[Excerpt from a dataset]
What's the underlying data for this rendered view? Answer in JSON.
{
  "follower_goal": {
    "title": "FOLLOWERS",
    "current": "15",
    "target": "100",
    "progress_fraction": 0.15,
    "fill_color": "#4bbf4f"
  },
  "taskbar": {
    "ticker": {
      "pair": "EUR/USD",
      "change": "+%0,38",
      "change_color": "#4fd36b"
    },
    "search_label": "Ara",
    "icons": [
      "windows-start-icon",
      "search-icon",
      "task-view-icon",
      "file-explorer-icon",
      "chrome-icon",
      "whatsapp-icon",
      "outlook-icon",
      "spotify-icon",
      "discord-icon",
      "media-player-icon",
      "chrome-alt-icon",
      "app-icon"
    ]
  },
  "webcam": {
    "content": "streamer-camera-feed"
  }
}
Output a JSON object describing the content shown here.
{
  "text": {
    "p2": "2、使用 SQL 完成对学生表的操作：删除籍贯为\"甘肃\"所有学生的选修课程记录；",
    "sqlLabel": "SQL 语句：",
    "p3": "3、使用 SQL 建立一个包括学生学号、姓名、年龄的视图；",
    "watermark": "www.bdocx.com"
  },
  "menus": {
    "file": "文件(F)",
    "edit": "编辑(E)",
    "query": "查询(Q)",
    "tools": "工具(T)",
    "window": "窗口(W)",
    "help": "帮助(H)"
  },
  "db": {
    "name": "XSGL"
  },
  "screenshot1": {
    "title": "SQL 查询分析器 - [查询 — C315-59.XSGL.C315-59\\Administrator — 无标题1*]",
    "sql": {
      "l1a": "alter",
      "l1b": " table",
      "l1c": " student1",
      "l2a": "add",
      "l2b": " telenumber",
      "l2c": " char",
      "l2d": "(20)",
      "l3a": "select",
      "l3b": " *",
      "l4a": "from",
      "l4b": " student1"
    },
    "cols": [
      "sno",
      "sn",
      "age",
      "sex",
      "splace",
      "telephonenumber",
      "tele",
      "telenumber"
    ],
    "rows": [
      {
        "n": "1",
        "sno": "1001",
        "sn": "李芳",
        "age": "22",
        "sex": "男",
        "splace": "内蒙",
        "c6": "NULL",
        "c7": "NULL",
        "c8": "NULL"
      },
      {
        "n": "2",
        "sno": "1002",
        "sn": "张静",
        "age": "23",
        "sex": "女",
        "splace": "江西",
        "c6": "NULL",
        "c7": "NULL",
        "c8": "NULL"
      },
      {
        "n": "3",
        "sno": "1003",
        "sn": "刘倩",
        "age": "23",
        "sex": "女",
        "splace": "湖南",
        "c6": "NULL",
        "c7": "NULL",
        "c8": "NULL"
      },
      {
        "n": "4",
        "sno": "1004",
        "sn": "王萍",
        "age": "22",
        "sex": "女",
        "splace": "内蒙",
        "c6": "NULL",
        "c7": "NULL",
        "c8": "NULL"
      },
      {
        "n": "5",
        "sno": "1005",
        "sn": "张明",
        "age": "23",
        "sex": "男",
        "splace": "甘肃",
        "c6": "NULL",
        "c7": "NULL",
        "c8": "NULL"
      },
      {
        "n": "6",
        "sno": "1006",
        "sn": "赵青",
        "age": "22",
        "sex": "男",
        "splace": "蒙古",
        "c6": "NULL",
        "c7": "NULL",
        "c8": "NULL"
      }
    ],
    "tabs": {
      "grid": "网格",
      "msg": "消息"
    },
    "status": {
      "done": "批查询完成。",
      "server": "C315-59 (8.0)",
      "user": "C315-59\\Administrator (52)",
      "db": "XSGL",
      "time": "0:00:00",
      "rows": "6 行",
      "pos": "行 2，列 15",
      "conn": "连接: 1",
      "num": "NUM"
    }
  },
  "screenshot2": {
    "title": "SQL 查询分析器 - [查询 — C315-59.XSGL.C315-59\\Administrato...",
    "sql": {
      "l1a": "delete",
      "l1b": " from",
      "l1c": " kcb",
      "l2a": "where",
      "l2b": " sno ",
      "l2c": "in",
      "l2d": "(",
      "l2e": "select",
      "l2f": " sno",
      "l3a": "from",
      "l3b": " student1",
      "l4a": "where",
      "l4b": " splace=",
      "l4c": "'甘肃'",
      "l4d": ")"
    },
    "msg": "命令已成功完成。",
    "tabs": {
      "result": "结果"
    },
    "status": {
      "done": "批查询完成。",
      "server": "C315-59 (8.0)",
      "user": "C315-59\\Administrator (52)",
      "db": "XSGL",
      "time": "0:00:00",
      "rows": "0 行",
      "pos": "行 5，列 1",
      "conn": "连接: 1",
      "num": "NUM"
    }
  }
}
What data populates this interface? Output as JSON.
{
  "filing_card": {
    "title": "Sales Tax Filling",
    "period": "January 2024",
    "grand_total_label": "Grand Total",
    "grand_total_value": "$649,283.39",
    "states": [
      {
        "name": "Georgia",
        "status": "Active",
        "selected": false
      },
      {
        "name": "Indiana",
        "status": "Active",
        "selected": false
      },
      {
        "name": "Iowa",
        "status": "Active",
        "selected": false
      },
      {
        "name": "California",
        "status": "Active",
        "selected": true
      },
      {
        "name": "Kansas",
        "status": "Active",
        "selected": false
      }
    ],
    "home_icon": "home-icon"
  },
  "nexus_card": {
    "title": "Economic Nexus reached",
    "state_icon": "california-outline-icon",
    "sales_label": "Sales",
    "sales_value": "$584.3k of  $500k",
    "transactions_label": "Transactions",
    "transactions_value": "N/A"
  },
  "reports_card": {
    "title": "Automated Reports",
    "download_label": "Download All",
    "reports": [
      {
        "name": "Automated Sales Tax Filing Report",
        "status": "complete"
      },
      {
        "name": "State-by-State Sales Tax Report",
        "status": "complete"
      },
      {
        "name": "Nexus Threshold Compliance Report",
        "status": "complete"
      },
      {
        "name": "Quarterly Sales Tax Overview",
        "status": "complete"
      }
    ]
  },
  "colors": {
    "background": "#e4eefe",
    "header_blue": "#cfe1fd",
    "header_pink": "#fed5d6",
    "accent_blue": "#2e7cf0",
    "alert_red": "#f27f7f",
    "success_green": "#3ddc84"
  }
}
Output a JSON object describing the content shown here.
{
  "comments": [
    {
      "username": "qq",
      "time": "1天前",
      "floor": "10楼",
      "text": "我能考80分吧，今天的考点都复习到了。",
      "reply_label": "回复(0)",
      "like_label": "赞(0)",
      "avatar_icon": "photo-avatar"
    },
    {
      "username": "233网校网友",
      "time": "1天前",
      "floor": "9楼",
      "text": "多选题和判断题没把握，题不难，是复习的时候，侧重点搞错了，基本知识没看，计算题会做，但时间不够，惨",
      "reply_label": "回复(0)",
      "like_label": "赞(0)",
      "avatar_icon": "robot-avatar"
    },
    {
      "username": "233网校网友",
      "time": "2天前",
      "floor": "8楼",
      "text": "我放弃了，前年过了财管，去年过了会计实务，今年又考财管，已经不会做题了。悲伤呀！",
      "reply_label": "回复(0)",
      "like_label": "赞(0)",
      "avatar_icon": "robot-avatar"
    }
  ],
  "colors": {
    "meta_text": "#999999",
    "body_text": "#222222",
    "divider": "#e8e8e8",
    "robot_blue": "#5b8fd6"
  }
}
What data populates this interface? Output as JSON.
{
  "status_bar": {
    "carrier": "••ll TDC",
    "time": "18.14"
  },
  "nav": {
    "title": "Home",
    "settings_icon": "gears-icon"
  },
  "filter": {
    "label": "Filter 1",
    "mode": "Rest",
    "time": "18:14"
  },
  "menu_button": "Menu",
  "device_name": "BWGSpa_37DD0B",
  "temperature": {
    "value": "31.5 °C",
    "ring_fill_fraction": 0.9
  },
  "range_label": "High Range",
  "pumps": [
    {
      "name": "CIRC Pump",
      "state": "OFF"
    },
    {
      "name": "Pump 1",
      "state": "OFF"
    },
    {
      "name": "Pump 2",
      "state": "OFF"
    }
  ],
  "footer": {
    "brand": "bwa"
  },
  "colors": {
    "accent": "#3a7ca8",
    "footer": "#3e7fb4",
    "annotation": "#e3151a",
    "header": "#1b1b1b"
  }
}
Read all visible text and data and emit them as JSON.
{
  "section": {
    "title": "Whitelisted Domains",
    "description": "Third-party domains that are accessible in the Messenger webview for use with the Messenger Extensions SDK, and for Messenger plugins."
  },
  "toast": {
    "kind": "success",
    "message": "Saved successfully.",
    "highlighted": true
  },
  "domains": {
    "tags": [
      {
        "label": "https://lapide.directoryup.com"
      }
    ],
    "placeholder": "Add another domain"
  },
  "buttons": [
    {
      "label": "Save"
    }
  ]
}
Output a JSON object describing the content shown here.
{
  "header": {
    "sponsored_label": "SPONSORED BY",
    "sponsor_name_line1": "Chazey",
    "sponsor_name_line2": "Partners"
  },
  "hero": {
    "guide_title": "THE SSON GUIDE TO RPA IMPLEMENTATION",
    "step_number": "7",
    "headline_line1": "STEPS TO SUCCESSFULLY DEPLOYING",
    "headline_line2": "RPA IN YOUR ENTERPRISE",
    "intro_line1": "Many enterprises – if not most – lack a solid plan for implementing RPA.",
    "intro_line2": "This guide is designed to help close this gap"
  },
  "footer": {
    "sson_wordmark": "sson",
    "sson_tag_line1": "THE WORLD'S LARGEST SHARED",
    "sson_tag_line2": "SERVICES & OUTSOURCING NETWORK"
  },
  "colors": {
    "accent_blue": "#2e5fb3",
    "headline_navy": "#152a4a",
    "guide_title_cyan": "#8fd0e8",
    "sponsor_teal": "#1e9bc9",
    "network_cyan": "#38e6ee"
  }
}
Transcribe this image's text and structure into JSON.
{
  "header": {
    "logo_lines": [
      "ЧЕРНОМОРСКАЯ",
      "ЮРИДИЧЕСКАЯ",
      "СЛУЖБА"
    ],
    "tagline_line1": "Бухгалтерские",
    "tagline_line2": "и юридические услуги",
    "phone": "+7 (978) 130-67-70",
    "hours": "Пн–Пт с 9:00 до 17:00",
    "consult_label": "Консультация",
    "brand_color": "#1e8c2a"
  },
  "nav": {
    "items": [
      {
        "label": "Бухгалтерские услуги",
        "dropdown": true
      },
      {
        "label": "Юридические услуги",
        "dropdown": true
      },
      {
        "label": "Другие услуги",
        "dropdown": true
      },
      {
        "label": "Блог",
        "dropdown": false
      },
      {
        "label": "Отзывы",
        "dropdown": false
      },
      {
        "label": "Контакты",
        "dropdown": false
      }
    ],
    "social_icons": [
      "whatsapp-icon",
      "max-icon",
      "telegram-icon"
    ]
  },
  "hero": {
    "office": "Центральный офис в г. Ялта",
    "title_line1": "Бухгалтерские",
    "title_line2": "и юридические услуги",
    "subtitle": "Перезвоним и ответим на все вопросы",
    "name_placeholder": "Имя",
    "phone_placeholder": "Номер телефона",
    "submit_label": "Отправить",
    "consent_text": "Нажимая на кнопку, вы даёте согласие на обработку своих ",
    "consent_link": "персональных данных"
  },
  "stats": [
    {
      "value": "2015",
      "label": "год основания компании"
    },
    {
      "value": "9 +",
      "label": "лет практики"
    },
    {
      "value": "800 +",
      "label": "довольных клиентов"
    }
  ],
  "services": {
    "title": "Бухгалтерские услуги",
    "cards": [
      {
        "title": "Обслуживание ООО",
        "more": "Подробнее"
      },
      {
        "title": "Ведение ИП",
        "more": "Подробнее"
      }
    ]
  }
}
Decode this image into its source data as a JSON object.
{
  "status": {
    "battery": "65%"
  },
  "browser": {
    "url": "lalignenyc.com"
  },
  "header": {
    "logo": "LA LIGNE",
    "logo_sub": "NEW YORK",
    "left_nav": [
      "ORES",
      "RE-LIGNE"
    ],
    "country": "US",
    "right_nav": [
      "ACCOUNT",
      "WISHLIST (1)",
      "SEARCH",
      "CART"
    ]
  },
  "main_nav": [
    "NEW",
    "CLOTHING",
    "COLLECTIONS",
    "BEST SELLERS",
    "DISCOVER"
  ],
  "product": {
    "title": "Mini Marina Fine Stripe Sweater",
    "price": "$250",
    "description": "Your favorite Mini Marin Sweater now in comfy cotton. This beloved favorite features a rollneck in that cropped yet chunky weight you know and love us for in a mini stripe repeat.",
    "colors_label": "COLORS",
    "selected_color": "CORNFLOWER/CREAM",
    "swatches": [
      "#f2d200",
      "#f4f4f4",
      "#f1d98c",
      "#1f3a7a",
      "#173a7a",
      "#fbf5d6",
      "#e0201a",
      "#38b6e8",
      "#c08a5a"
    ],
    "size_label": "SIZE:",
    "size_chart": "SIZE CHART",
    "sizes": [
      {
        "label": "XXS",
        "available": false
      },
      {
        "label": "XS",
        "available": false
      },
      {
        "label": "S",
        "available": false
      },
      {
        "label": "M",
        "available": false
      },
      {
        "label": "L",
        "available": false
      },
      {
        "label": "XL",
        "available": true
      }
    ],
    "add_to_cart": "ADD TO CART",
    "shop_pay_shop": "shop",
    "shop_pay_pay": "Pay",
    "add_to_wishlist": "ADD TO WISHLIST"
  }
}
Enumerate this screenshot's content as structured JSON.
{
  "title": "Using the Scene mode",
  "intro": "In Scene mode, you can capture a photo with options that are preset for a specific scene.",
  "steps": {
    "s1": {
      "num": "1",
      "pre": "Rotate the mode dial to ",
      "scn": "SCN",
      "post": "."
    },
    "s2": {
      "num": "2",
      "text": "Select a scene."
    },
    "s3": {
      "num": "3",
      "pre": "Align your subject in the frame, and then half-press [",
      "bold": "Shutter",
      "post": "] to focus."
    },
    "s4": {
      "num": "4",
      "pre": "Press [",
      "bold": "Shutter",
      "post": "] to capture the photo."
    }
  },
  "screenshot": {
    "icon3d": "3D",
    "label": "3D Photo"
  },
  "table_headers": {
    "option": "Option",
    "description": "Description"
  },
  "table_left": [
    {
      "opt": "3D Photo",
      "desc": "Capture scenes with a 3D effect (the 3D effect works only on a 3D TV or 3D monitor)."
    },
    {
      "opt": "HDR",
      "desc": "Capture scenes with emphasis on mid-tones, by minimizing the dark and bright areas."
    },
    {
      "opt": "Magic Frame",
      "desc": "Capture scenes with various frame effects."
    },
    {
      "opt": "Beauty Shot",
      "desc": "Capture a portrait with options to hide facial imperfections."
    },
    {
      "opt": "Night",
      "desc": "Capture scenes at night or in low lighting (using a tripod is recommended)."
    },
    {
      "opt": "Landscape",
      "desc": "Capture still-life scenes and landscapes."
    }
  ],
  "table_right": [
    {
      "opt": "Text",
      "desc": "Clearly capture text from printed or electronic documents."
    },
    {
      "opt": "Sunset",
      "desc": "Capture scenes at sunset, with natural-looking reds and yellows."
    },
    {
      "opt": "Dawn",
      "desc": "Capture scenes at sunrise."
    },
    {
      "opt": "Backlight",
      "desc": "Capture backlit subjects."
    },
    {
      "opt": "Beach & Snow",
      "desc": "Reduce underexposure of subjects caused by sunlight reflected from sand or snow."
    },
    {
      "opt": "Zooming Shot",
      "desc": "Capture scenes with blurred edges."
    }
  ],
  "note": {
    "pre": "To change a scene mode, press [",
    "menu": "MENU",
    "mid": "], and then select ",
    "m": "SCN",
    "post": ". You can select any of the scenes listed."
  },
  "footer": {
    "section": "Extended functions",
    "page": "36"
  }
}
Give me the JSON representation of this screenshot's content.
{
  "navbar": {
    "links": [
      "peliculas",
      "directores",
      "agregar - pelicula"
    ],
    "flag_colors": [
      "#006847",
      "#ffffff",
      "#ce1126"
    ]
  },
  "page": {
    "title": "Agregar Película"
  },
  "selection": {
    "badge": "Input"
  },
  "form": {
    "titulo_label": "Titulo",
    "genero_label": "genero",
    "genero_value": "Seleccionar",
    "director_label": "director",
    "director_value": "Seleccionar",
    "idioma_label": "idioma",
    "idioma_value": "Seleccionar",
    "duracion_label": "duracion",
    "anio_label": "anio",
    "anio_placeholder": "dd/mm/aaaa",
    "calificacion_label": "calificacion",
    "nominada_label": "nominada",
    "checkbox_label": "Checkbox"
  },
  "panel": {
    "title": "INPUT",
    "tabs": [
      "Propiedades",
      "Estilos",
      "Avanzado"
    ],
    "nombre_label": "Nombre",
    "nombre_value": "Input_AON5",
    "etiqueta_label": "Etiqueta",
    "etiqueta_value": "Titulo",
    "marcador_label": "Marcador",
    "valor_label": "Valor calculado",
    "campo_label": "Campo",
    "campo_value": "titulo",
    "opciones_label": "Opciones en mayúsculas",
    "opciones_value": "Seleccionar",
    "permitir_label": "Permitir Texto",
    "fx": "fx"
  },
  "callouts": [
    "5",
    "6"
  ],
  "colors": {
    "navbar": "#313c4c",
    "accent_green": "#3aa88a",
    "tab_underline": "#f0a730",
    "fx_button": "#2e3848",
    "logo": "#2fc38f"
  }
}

* Task directions:
Pull out each line containing the word "then" and copy it.

* Solved exercise:
      "pre": "Align your subject in the frame, and then half-press [",
    "mid": "], and then select ",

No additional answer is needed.